Job —
Pick out and copy every line below that has the word "JSON".

** begin Records shown **

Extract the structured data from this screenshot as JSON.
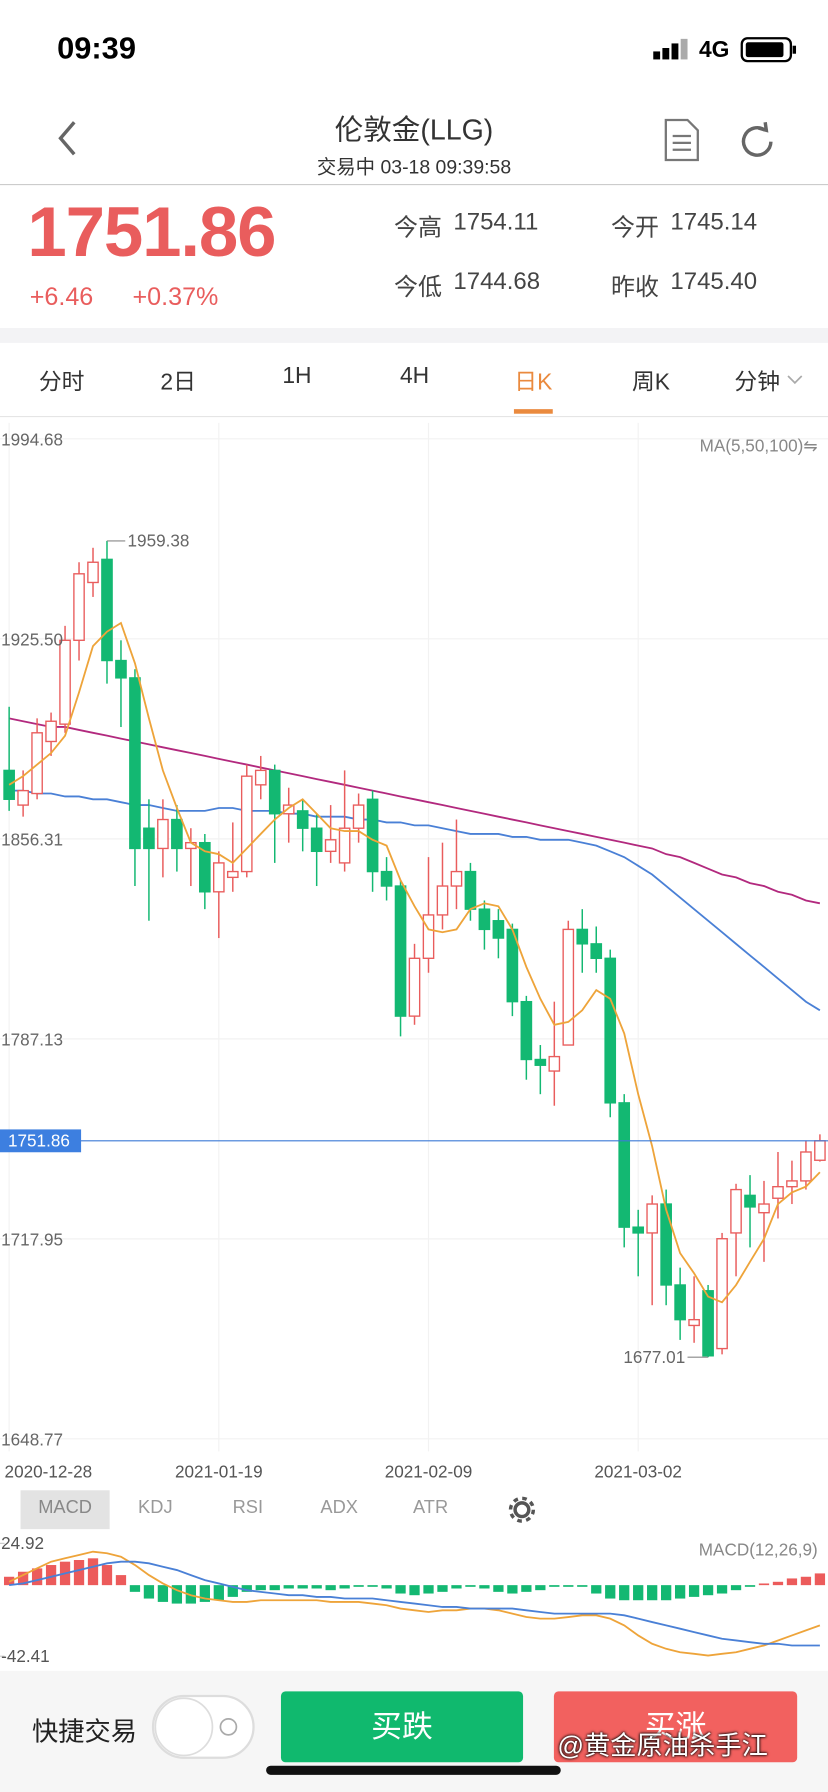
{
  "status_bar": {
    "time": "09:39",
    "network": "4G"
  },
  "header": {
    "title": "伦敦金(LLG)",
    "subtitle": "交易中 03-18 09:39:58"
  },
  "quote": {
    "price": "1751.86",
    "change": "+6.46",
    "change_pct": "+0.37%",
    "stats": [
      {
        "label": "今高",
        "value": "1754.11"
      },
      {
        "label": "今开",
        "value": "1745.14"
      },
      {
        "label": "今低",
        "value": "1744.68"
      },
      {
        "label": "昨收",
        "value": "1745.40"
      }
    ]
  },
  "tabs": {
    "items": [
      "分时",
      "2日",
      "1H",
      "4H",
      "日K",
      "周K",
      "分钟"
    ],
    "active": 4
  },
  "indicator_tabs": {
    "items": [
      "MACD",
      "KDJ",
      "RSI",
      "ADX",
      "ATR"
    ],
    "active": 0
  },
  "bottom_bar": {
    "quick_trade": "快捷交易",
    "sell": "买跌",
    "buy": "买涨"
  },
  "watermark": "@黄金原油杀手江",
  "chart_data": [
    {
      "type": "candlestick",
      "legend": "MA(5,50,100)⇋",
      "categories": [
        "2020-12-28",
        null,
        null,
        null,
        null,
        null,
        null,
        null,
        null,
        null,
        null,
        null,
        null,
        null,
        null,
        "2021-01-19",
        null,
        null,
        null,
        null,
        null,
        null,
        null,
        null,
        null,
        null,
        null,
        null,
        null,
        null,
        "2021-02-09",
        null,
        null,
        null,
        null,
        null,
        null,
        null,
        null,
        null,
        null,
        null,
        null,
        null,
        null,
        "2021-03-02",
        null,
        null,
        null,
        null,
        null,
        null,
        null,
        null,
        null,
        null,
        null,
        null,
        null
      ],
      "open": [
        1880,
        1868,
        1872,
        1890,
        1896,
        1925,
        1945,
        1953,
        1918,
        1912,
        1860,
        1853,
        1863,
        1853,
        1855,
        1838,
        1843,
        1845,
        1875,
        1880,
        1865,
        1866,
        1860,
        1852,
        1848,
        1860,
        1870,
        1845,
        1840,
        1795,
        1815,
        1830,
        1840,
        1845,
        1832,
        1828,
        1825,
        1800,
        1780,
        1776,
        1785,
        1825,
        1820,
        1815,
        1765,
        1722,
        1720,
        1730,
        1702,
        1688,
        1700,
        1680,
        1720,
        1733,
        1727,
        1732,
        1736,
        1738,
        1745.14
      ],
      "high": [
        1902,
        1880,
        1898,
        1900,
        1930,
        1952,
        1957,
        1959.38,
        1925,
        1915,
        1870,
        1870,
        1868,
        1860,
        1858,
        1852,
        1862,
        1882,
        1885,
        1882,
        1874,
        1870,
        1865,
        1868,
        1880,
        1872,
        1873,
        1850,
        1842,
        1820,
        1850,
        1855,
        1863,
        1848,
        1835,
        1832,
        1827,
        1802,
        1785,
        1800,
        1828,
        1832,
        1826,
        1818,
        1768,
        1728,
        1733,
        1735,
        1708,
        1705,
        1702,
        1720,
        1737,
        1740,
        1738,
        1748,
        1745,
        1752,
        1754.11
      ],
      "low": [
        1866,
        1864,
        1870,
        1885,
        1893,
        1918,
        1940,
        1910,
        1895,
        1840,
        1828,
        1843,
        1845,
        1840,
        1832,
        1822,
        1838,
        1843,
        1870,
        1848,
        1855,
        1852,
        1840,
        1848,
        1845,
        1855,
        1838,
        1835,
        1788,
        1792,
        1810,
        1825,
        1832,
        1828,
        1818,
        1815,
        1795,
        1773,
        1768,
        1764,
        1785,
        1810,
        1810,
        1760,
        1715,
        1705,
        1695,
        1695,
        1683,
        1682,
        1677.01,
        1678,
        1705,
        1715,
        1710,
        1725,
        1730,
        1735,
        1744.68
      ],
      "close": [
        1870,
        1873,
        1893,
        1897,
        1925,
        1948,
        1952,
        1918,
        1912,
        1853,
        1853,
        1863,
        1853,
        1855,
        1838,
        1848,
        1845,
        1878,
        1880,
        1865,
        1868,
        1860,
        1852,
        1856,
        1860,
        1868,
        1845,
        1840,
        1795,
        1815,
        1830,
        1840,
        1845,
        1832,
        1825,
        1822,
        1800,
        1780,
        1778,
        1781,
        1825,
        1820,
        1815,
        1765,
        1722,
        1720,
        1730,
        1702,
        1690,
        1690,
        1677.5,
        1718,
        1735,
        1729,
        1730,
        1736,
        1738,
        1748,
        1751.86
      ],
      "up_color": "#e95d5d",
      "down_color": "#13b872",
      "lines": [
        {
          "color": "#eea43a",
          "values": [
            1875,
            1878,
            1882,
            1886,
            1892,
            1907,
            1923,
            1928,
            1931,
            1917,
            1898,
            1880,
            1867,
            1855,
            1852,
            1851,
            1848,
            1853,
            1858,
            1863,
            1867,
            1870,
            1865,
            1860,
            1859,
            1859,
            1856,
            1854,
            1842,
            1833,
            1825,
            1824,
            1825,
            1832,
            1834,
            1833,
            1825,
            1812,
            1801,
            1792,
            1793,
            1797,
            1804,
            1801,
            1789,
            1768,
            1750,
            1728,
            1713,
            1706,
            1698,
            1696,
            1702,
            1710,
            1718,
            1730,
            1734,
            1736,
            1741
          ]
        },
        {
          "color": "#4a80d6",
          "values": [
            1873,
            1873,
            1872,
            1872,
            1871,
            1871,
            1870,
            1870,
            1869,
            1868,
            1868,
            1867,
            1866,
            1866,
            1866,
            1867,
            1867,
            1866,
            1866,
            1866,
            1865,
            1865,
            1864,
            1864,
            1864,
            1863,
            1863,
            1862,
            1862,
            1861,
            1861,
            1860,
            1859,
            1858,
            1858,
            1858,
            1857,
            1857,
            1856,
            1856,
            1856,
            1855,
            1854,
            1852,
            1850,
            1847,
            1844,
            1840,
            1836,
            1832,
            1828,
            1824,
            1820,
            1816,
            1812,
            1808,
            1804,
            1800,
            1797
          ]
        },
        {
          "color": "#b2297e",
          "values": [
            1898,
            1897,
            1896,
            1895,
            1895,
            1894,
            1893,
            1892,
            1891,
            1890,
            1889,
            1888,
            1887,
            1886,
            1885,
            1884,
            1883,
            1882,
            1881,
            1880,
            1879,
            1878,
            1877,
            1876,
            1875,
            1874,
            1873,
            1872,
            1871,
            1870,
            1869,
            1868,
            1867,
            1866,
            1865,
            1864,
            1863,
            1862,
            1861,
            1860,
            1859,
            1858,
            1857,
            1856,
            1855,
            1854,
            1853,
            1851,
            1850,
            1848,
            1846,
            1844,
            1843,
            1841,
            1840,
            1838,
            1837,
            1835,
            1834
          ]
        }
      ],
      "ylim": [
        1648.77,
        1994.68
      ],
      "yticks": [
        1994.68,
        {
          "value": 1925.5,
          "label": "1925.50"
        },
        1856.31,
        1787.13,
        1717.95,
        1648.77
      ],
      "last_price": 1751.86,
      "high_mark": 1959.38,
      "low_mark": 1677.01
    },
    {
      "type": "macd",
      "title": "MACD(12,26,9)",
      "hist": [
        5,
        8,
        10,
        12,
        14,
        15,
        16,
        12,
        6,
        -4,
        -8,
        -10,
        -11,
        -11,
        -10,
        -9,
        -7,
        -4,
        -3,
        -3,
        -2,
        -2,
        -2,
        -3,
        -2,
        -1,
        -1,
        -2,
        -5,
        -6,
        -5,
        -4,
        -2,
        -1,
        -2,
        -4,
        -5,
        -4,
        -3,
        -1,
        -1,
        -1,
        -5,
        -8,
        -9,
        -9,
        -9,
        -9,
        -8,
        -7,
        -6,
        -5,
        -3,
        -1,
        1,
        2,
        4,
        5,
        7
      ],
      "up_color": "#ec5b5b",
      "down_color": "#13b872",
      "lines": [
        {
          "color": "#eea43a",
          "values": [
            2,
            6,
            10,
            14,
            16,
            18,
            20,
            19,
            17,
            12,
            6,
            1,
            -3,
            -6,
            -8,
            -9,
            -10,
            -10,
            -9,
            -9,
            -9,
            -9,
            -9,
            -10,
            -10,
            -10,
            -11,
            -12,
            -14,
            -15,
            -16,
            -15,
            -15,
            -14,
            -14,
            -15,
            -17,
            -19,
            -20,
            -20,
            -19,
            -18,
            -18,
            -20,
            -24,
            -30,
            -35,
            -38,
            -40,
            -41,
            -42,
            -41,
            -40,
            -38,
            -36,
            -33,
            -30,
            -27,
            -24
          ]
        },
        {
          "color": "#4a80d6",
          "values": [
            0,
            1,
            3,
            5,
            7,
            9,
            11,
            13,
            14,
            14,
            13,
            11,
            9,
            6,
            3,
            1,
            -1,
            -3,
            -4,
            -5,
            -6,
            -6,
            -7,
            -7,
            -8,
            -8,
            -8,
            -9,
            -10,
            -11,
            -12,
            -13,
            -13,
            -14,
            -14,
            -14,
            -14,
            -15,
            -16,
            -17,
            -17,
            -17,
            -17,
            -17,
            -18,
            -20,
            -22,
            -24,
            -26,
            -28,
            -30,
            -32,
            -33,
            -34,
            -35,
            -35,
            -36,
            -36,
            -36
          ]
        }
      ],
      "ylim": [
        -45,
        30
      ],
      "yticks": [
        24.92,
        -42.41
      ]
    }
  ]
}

** end Records shown **
** begin Records shown **

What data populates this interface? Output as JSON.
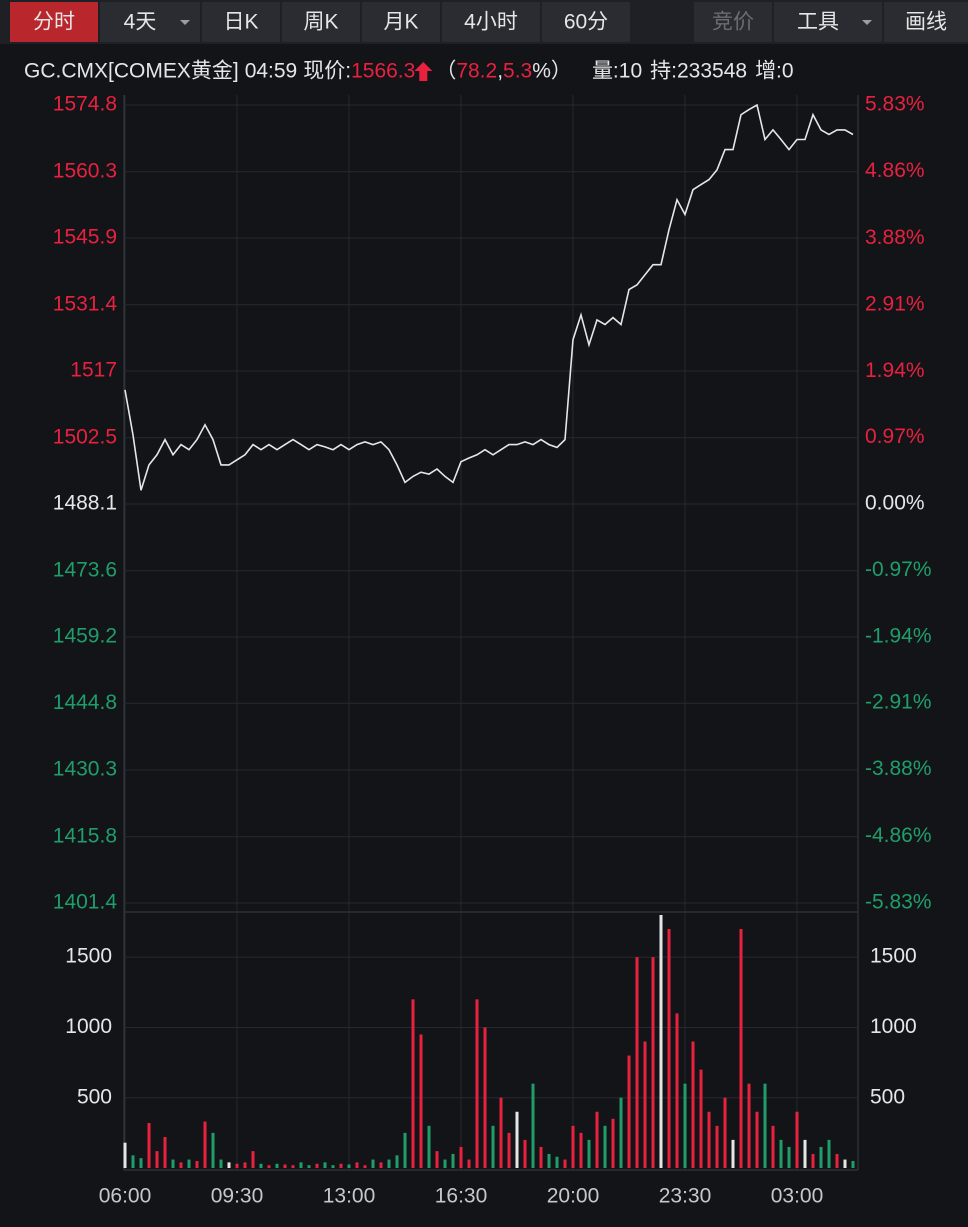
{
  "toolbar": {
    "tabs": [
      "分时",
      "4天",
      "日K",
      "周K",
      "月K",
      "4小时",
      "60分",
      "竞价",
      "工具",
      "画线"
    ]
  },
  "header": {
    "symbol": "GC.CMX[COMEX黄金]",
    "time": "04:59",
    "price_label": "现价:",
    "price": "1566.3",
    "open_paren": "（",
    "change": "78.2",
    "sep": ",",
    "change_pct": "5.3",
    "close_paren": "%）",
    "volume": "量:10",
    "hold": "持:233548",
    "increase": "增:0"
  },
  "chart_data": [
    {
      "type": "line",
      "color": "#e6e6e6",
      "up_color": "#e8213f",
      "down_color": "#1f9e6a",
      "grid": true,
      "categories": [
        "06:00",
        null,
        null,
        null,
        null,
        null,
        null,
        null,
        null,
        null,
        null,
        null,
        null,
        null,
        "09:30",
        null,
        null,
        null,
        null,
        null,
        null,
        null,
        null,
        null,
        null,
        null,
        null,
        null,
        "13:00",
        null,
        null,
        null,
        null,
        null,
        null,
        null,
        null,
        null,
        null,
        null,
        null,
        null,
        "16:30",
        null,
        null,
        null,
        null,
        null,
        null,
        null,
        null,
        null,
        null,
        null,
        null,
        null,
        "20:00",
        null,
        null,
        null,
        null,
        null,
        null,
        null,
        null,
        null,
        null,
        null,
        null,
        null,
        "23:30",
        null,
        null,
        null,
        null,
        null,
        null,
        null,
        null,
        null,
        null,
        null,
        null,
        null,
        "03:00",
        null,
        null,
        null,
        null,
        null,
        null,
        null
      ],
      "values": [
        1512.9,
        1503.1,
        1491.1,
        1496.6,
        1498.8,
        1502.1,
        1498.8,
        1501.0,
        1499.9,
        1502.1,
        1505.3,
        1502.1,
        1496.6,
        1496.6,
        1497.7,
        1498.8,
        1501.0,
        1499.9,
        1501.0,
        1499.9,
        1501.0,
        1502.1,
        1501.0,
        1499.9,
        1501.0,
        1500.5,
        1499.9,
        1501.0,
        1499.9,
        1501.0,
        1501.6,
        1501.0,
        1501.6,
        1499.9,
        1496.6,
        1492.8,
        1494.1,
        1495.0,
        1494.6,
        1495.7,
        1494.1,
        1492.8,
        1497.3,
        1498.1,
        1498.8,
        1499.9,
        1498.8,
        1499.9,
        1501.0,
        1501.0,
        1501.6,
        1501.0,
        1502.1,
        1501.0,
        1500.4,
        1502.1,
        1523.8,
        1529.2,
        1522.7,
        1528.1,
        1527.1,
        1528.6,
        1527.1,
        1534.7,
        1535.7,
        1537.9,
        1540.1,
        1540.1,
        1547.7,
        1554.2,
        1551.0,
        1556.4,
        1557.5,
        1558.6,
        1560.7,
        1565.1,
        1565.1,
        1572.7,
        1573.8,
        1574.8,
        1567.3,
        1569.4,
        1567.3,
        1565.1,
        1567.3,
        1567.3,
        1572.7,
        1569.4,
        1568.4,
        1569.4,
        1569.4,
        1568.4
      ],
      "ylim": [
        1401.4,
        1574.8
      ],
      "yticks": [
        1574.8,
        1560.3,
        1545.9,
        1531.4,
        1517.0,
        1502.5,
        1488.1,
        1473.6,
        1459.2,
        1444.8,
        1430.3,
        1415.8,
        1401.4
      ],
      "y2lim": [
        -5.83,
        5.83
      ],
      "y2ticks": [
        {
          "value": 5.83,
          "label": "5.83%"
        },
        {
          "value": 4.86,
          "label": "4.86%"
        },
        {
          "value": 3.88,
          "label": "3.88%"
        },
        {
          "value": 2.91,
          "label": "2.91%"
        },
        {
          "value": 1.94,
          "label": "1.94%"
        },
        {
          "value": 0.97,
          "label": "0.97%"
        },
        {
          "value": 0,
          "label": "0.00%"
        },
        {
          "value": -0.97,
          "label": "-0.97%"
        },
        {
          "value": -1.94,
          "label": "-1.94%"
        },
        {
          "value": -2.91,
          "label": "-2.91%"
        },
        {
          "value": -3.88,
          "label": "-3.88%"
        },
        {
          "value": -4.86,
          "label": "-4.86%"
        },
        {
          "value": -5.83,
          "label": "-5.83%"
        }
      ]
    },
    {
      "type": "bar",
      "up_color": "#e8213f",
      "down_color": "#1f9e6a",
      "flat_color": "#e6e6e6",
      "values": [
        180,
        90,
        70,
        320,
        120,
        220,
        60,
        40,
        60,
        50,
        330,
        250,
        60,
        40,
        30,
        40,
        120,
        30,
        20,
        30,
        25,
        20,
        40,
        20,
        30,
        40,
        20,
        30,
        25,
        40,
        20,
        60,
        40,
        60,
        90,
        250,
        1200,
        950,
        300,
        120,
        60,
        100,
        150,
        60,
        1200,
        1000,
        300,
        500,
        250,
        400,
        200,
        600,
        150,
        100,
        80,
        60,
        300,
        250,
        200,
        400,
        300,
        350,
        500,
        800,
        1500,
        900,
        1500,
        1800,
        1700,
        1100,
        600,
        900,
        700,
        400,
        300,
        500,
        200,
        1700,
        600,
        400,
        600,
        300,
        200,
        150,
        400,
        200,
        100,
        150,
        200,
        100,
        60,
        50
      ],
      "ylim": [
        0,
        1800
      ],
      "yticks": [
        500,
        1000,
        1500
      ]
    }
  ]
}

** end Records shown **

Worked solution —
Extract the structured data from this screenshot as JSON.
What data populates this interface? Output as JSON.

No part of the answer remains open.